What the task requires: Tally the lines containing "BARNS" and report the number alone.
--
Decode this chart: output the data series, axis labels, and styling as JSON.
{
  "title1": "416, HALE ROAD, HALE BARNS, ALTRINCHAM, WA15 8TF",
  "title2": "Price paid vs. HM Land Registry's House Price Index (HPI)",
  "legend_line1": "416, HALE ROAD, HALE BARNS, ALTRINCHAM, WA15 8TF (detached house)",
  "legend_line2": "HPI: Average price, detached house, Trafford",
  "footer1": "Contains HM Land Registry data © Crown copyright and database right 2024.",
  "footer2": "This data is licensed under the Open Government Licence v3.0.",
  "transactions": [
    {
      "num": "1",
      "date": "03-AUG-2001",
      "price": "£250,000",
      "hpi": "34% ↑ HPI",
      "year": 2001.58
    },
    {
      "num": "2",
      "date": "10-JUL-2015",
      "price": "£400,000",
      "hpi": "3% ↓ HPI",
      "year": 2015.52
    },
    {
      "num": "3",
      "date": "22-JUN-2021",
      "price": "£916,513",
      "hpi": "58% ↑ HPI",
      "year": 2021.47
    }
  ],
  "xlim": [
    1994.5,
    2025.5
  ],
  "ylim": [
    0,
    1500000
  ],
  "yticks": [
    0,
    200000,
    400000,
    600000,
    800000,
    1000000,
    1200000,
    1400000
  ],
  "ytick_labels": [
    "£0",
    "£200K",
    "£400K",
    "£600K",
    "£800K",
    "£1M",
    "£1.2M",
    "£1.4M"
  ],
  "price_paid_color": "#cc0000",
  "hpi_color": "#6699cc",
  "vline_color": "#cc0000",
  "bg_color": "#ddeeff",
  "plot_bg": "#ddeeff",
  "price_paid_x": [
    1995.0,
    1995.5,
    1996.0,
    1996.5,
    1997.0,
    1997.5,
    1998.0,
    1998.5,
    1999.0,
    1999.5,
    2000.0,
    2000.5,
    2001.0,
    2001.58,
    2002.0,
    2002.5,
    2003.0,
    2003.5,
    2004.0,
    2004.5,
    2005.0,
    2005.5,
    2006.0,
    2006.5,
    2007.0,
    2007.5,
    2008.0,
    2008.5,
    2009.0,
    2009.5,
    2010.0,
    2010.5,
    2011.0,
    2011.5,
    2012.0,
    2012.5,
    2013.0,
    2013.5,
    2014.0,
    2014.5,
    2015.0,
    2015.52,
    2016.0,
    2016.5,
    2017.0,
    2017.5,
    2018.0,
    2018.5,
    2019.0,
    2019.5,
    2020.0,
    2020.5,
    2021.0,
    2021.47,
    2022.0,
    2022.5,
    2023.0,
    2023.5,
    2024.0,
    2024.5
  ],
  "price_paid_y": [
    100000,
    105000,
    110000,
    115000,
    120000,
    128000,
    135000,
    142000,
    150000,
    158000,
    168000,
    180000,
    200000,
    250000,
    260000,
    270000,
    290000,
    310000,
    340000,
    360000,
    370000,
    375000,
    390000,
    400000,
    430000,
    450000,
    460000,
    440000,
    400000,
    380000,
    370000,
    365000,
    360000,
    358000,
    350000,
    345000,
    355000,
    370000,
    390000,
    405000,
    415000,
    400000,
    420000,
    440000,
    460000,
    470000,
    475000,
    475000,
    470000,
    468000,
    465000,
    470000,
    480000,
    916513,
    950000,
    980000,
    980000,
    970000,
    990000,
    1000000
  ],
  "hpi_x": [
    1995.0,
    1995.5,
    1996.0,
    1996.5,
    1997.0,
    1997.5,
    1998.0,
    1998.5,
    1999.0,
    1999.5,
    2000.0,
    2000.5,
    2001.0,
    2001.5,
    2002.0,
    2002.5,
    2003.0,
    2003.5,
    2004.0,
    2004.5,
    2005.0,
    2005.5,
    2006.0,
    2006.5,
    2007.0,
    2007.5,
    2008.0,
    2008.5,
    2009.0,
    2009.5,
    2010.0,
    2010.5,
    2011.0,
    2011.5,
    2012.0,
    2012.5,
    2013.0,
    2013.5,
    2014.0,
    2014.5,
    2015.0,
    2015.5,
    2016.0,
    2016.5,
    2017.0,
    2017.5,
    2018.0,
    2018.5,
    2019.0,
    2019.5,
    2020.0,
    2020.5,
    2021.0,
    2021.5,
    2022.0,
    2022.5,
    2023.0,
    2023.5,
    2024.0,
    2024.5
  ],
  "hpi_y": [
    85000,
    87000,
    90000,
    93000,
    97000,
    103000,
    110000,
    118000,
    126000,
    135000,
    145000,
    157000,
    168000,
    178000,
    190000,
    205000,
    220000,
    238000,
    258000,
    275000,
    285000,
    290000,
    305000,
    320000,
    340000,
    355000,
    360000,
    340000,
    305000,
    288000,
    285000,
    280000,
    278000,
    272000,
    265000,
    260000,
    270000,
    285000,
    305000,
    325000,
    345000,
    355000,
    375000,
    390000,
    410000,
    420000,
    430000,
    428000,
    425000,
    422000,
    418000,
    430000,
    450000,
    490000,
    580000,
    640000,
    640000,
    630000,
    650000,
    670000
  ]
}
--
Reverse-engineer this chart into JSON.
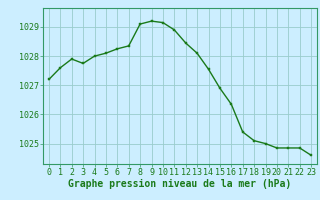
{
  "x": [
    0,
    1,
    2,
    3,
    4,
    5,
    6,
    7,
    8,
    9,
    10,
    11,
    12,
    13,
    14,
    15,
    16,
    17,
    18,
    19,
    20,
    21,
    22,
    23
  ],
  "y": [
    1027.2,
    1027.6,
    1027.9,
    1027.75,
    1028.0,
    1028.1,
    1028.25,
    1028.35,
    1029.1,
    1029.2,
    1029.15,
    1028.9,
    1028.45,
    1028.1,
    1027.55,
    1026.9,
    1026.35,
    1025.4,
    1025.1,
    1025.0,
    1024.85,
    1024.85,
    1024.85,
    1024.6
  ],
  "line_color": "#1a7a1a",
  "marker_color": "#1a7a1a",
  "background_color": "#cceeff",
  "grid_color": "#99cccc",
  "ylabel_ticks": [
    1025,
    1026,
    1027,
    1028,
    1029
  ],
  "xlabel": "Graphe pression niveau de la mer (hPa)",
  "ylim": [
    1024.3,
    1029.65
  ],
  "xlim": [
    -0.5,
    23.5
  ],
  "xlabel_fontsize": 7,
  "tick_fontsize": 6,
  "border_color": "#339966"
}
--
Final result: 2